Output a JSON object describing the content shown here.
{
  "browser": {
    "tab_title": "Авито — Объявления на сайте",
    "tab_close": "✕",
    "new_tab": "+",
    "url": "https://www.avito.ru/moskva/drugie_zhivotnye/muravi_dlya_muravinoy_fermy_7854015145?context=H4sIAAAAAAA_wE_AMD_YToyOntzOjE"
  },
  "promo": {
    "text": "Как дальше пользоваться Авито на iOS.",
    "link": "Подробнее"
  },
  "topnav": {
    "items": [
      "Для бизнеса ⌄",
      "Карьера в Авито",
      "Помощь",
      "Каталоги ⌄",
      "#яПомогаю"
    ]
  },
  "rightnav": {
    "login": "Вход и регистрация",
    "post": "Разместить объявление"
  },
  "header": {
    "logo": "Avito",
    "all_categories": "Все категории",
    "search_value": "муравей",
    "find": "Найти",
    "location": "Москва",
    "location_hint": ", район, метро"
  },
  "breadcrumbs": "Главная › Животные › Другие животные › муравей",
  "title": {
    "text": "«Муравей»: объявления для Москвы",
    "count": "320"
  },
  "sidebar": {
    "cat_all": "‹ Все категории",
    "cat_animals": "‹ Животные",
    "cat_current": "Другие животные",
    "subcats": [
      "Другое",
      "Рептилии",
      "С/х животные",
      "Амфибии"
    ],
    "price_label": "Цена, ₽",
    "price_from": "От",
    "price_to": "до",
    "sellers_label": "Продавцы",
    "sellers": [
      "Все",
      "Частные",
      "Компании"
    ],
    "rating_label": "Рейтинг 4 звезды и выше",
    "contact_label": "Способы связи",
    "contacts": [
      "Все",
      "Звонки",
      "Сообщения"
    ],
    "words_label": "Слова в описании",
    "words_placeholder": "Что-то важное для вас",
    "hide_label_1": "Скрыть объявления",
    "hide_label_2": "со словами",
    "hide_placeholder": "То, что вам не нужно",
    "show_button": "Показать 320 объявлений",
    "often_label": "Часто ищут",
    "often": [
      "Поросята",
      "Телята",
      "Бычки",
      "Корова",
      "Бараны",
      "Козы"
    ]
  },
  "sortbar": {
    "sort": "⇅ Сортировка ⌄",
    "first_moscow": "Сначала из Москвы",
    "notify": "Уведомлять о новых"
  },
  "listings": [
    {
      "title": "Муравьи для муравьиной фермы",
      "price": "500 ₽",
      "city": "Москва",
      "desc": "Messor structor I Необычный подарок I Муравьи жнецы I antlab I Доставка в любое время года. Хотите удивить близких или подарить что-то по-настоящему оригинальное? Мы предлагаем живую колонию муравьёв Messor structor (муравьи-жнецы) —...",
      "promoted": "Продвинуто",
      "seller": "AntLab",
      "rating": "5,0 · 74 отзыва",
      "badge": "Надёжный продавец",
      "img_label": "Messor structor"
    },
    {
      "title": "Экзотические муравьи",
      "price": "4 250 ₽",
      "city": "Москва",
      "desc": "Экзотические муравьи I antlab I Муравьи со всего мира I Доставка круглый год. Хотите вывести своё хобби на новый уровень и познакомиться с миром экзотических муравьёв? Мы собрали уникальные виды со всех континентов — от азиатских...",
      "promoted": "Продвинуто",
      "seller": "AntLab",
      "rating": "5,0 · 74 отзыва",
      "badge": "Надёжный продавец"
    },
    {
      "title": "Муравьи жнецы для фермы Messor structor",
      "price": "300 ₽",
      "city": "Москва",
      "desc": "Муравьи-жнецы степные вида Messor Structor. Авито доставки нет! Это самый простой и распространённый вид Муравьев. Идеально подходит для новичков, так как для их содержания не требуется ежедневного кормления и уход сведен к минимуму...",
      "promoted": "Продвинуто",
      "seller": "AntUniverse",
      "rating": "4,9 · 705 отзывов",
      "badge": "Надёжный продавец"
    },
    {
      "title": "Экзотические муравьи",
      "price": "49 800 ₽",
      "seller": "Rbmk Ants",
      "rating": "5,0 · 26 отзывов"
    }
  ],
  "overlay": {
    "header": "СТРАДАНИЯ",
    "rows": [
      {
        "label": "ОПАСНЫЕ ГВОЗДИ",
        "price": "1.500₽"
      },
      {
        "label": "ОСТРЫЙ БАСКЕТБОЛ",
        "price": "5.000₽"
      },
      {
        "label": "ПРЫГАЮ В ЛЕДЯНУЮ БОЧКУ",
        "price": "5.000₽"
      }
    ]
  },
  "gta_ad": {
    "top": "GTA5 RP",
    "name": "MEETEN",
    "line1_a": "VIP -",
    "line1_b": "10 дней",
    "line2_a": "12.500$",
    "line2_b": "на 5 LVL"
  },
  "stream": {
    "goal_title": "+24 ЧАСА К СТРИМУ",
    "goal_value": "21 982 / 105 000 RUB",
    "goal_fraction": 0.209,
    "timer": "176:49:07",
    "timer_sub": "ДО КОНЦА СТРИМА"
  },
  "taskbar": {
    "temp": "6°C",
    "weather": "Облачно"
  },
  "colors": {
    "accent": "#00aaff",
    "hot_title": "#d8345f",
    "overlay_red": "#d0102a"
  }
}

▶ _OBJECTIVE_: Retype all of the material, keeping each line exact.

▶ _RESPONSE TO THE TASK_:
Output a JSON object describing the content shown here.
{
  "browser": {
    "tab_title": "Авито — Объявления на сайте",
    "tab_close": "✕",
    "new_tab": "+",
    "url": "https://www.avito.ru/moskva/drugie_zhivotnye/muravi_dlya_muravinoy_fermy_7854015145?context=H4sIAAAAAAA_wE_AMD_YToyOntzOjE"
  },
  "promo": {
    "text": "Как дальше пользоваться Авито на iOS.",
    "link": "Подробнее"
  },
  "topnav": {
    "items": [
      "Для бизнеса ⌄",
      "Карьера в Авито",
      "Помощь",
      "Каталоги ⌄",
      "#яПомогаю"
    ]
  },
  "rightnav": {
    "login": "Вход и регистрация",
    "post": "Разместить объявление"
  },
  "header": {
    "logo": "Avito",
    "all_categories": "Все категории",
    "search_value": "муравей",
    "find": "Найти",
    "location": "Москва",
    "location_hint": ", район, метро"
  },
  "breadcrumbs": "Главная › Животные › Другие животные › муравей",
  "title": {
    "text": "«Муравей»: объявления для Москвы",
    "count": "320"
  },
  "sidebar": {
    "cat_all": "‹ Все категории",
    "cat_animals": "‹ Животные",
    "cat_current": "Другие животные",
    "subcats": [
      "Другое",
      "Рептилии",
      "С/х животные",
      "Амфибии"
    ],
    "price_label": "Цена, ₽",
    "price_from": "От",
    "price_to": "до",
    "sellers_label": "Продавцы",
    "sellers": [
      "Все",
      "Частные",
      "Компании"
    ],
    "rating_label": "Рейтинг 4 звезды и выше",
    "contact_label": "Способы связи",
    "contacts": [
      "Все",
      "Звонки",
      "Сообщения"
    ],
    "words_label": "Слова в описании",
    "words_placeholder": "Что-то важное для вас",
    "hide_label_1": "Скрыть объявления",
    "hide_label_2": "со словами",
    "hide_placeholder": "То, что вам не нужно",
    "show_button": "Показать 320 объявлений",
    "often_label": "Часто ищут",
    "often": [
      "Поросята",
      "Телята",
      "Бычки",
      "Корова",
      "Бараны",
      "Козы"
    ]
  },
  "sortbar": {
    "sort": "⇅ Сортировка ⌄",
    "first_moscow": "Сначала из Москвы",
    "notify": "Уведомлять о новых"
  },
  "listings": [
    {
      "title": "Муравьи для муравьиной фермы",
      "price": "500 ₽",
      "city": "Москва",
      "desc": "Messor structor I Необычный подарок I Муравьи жнецы I antlab I Доставка в любое время года. Хотите удивить близких или подарить что-то по-настоящему оригинальное? Мы предлагаем живую колонию муравьёв Messor structor (муравьи-жнецы) —...",
      "promoted": "Продвинуто",
      "seller": "AntLab",
      "rating": "5,0 · 74 отзыва",
      "badge": "Надёжный продавец",
      "img_label": "Messor structor"
    },
    {
      "title": "Экзотические муравьи",
      "price": "4 250 ₽",
      "city": "Москва",
      "desc": "Экзотические муравьи I antlab I Муравьи со всего мира I Доставка круглый год. Хотите вывести своё хобби на новый уровень и познакомиться с миром экзотических муравьёв? Мы собрали уникальные виды со всех континентов — от азиатских...",
      "promoted": "Продвинуто",
      "seller": "AntLab",
      "rating": "5,0 · 74 отзыва",
      "badge": "Надёжный продавец"
    },
    {
      "title": "Муравьи жнецы для фермы Messor structor",
      "price": "300 ₽",
      "city": "Москва",
      "desc": "Муравьи-жнецы степные вида Messor Structor. Авито доставки нет! Это самый простой и распространённый вид Муравьев. Идеально подходит для новичков, так как для их содержания не требуется ежедневного кормления и уход сведен к минимуму...",
      "promoted": "Продвинуто",
      "seller": "AntUniverse",
      "rating": "4,9 · 705 отзывов",
      "badge": "Надёжный продавец"
    },
    {
      "title": "Экзотические муравьи",
      "price": "49 800 ₽",
      "seller": "Rbmk Ants",
      "rating": "5,0 · 26 отзывов"
    }
  ],
  "overlay": {
    "header": "СТРАДАНИЯ",
    "rows": [
      {
        "label": "ОПАСНЫЕ ГВОЗДИ",
        "price": "1.500₽"
      },
      {
        "label": "ОСТРЫЙ БАСКЕТБОЛ",
        "price": "5.000₽"
      },
      {
        "label": "ПРЫГАЮ В ЛЕДЯНУЮ БОЧКУ",
        "price": "5.000₽"
      }
    ]
  },
  "gta_ad": {
    "top": "GTA5 RP",
    "name": "MEETEN",
    "line1_a": "VIP -",
    "line1_b": "10 дней",
    "line2_a": "12.500$",
    "line2_b": "на 5 LVL"
  },
  "stream": {
    "goal_title": "+24 ЧАСА К СТРИМУ",
    "goal_value": "21 982 / 105 000 RUB",
    "goal_fraction": 0.209,
    "timer": "176:49:07",
    "timer_sub": "ДО КОНЦА СТРИМА"
  },
  "taskbar": {
    "temp": "6°C",
    "weather": "Облачно"
  },
  "colors": {
    "accent": "#00aaff",
    "hot_title": "#d8345f",
    "overlay_red": "#d0102a"
  }
}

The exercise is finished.